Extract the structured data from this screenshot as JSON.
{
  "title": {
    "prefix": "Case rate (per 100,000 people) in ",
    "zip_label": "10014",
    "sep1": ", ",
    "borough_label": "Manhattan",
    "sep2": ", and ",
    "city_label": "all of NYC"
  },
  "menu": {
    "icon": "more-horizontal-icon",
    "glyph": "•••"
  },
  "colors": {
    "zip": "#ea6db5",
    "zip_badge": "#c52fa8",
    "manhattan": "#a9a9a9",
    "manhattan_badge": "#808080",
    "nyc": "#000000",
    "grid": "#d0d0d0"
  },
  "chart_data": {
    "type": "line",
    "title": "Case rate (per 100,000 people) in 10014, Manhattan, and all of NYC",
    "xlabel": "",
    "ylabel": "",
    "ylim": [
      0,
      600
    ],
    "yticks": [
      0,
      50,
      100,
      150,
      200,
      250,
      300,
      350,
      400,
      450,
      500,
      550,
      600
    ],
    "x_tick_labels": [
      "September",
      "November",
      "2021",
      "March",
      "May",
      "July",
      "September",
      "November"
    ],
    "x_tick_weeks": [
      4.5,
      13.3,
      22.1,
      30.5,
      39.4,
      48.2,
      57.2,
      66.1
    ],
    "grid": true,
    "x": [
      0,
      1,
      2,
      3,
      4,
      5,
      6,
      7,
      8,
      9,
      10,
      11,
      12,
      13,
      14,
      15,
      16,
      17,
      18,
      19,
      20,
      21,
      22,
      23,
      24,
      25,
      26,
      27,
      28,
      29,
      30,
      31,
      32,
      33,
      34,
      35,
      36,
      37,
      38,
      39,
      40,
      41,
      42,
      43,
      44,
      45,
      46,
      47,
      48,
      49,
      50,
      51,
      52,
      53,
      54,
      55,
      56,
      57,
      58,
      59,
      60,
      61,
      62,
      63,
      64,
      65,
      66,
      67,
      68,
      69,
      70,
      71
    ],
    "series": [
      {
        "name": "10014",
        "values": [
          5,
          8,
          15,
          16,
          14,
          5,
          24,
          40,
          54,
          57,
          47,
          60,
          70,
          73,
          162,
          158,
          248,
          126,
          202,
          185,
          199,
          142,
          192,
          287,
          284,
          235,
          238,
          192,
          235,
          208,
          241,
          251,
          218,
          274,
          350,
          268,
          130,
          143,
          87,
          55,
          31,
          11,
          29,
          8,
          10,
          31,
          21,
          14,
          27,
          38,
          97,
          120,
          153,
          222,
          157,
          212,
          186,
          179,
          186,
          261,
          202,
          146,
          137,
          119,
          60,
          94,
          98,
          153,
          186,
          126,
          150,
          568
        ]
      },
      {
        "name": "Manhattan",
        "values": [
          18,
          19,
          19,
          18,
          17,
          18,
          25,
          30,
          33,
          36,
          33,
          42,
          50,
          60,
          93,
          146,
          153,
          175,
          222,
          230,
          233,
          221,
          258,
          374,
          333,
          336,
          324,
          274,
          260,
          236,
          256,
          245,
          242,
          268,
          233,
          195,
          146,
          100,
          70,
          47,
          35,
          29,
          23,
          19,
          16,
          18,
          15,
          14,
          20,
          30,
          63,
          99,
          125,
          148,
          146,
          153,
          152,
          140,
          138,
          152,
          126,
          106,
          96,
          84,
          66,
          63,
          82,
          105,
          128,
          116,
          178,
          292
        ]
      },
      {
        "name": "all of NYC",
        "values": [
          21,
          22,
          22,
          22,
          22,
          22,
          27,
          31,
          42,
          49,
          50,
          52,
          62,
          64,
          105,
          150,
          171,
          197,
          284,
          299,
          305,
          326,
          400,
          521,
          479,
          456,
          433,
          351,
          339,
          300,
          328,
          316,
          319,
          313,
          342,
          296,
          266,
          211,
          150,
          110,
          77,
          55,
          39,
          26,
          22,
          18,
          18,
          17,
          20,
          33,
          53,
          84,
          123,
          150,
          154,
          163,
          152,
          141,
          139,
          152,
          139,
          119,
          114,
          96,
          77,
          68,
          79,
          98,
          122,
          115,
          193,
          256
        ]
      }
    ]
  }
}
=======
• [Job]
Go through the listing and copy all of it exactly.

• [Result for this task]
Extract the structured data from this screenshot as JSON.
{
  "title": {
    "prefix": "Case rate (per 100,000 people) in ",
    "zip_label": "10014",
    "sep1": ", ",
    "borough_label": "Manhattan",
    "sep2": ", and ",
    "city_label": "all of NYC"
  },
  "menu": {
    "icon": "more-horizontal-icon",
    "glyph": "•••"
  },
  "colors": {
    "zip": "#ea6db5",
    "zip_badge": "#c52fa8",
    "manhattan": "#a9a9a9",
    "manhattan_badge": "#808080",
    "nyc": "#000000",
    "grid": "#d0d0d0"
  },
  "chart_data": {
    "type": "line",
    "title": "Case rate (per 100,000 people) in 10014, Manhattan, and all of NYC",
    "xlabel": "",
    "ylabel": "",
    "ylim": [
      0,
      600
    ],
    "yticks": [
      0,
      50,
      100,
      150,
      200,
      250,
      300,
      350,
      400,
      450,
      500,
      550,
      600
    ],
    "x_tick_labels": [
      "September",
      "November",
      "2021",
      "March",
      "May",
      "July",
      "September",
      "November"
    ],
    "x_tick_weeks": [
      4.5,
      13.3,
      22.1,
      30.5,
      39.4,
      48.2,
      57.2,
      66.1
    ],
    "grid": true,
    "x": [
      0,
      1,
      2,
      3,
      4,
      5,
      6,
      7,
      8,
      9,
      10,
      11,
      12,
      13,
      14,
      15,
      16,
      17,
      18,
      19,
      20,
      21,
      22,
      23,
      24,
      25,
      26,
      27,
      28,
      29,
      30,
      31,
      32,
      33,
      34,
      35,
      36,
      37,
      38,
      39,
      40,
      41,
      42,
      43,
      44,
      45,
      46,
      47,
      48,
      49,
      50,
      51,
      52,
      53,
      54,
      55,
      56,
      57,
      58,
      59,
      60,
      61,
      62,
      63,
      64,
      65,
      66,
      67,
      68,
      69,
      70,
      71
    ],
    "series": [
      {
        "name": "10014",
        "values": [
          5,
          8,
          15,
          16,
          14,
          5,
          24,
          40,
          54,
          57,
          47,
          60,
          70,
          73,
          162,
          158,
          248,
          126,
          202,
          185,
          199,
          142,
          192,
          287,
          284,
          235,
          238,
          192,
          235,
          208,
          241,
          251,
          218,
          274,
          350,
          268,
          130,
          143,
          87,
          55,
          31,
          11,
          29,
          8,
          10,
          31,
          21,
          14,
          27,
          38,
          97,
          120,
          153,
          222,
          157,
          212,
          186,
          179,
          186,
          261,
          202,
          146,
          137,
          119,
          60,
          94,
          98,
          153,
          186,
          126,
          150,
          568
        ]
      },
      {
        "name": "Manhattan",
        "values": [
          18,
          19,
          19,
          18,
          17,
          18,
          25,
          30,
          33,
          36,
          33,
          42,
          50,
          60,
          93,
          146,
          153,
          175,
          222,
          230,
          233,
          221,
          258,
          374,
          333,
          336,
          324,
          274,
          260,
          236,
          256,
          245,
          242,
          268,
          233,
          195,
          146,
          100,
          70,
          47,
          35,
          29,
          23,
          19,
          16,
          18,
          15,
          14,
          20,
          30,
          63,
          99,
          125,
          148,
          146,
          153,
          152,
          140,
          138,
          152,
          126,
          106,
          96,
          84,
          66,
          63,
          82,
          105,
          128,
          116,
          178,
          292
        ]
      },
      {
        "name": "all of NYC",
        "values": [
          21,
          22,
          22,
          22,
          22,
          22,
          27,
          31,
          42,
          49,
          50,
          52,
          62,
          64,
          105,
          150,
          171,
          197,
          284,
          299,
          305,
          326,
          400,
          521,
          479,
          456,
          433,
          351,
          339,
          300,
          328,
          316,
          319,
          313,
          342,
          296,
          266,
          211,
          150,
          110,
          77,
          55,
          39,
          26,
          22,
          18,
          18,
          17,
          20,
          33,
          53,
          84,
          123,
          150,
          154,
          163,
          152,
          141,
          139,
          152,
          139,
          119,
          114,
          96,
          77,
          68,
          79,
          98,
          122,
          115,
          193,
          256
        ]
      }
    ]
  }
}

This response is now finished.